> _PROVIDED ENTRIES_
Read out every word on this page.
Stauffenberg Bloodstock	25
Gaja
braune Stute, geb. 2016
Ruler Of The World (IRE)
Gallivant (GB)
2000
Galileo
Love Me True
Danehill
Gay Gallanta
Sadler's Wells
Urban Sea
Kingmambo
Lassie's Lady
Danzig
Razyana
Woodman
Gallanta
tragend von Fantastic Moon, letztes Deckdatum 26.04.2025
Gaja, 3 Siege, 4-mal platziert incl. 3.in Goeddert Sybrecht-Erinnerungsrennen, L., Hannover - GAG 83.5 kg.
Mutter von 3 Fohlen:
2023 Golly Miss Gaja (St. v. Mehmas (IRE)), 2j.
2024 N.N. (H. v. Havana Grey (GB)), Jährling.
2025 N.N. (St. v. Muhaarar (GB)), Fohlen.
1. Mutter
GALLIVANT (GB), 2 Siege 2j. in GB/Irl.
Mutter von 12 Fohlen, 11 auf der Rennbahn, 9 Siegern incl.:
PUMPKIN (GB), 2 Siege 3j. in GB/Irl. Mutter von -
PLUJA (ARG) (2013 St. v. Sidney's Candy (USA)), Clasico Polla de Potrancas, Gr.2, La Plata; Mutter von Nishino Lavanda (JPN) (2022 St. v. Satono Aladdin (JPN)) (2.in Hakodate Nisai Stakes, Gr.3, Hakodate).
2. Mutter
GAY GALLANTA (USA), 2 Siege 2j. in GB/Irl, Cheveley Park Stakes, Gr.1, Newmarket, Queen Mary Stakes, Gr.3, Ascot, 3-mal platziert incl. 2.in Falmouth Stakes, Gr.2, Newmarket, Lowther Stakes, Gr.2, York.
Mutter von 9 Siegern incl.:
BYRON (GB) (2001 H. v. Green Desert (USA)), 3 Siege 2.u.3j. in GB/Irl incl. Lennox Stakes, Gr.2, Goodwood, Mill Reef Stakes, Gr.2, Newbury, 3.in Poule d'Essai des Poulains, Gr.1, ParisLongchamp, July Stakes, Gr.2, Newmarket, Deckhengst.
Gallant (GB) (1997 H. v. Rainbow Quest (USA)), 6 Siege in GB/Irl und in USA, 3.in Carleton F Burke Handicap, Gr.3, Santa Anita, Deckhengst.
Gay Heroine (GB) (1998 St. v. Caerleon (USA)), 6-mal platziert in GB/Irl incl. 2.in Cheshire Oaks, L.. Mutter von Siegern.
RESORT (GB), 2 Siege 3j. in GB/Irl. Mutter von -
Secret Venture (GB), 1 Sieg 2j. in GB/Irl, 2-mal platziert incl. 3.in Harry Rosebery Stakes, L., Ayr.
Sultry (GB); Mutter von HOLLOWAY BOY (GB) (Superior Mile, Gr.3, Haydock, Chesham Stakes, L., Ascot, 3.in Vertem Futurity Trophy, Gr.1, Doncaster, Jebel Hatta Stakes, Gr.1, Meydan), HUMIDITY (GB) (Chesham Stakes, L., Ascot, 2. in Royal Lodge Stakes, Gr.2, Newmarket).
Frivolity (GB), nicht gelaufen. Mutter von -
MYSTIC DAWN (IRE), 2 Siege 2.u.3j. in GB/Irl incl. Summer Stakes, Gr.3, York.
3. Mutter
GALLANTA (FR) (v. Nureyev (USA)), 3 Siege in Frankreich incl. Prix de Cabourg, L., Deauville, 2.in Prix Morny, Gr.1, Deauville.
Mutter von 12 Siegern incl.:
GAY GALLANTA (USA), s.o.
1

> _WRITTEN REQUEST_
Gather from the entries above all lines that include the string "Ascot".

> _TASK ANSWER_
GAY GALLANTA (USA), 2 Siege 2j. in GB/Irl, Cheveley Park Stakes, Gr.1, Newmarket, Queen Mary Stakes, Gr.3, Ascot, 3-mal platziert incl. 2.in Falmouth Stakes, Gr.2, Newmarket, Lowther Stakes, Gr.2, York.
Sultry (GB); Mutter von HOLLOWAY BOY (GB) (Superior Mile, Gr.3, Haydock, Chesham Stakes, L., Ascot, 3.in Vertem Futurity Trophy, Gr.1, Doncaster, Jebel Hatta Stakes, Gr.1, Meydan), HUMIDITY (GB) (Chesham Stakes, L., Ascot, 2. in Royal Lodge Stakes, Gr.2, Newmarket).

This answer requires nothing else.